▶ _Material provided_:

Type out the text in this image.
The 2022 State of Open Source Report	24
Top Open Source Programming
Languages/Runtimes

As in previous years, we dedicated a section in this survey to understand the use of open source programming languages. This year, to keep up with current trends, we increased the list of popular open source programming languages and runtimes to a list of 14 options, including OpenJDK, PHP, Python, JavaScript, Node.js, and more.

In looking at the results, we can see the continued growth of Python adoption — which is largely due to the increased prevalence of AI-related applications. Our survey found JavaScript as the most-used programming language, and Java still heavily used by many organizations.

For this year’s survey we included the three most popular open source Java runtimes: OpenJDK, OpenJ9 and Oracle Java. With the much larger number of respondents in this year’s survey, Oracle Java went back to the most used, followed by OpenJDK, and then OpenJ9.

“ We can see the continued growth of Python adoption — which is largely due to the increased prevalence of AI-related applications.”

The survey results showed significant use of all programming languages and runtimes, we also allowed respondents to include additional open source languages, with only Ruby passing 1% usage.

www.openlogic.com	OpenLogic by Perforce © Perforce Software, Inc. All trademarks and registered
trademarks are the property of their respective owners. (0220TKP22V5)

▶ _Work to do_: From the first line to the last, please quote the material above exactly.

▶ _Task output_:
Type out the text in this image.
The 2022 State of Open Source Report	24
Top Open Source Programming
Languages/Runtimes

As in previous years, we dedicated a section in this survey to understand the use of open source programming languages. This year, to keep up with current trends, we increased the list of popular open source programming languages and runtimes to a list of 14 options, including OpenJDK, PHP, Python, JavaScript, Node.js, and more.

In looking at the results, we can see the continued growth of Python adoption — which is largely due to the increased prevalence of AI-related applications. Our survey found JavaScript as the most-used programming language, and Java still heavily used by many organizations.

For this year’s survey we included the three most popular open source Java runtimes: OpenJDK, OpenJ9 and Oracle Java. With the much larger number of respondents in this year’s survey, Oracle Java went back to the most used, followed by OpenJDK, and then OpenJ9.

“ We can see the continued growth of Python adoption — which is largely due to the increased prevalence of AI-related applications.”

The survey results showed significant use of all programming languages and runtimes, we also allowed respondents to include additional open source languages, with only Ruby passing 1% usage.

www.openlogic.com	OpenLogic by Perforce © Perforce Software, Inc. All trademarks and registered
trademarks are the property of their respective owners. (0220TKP22V5)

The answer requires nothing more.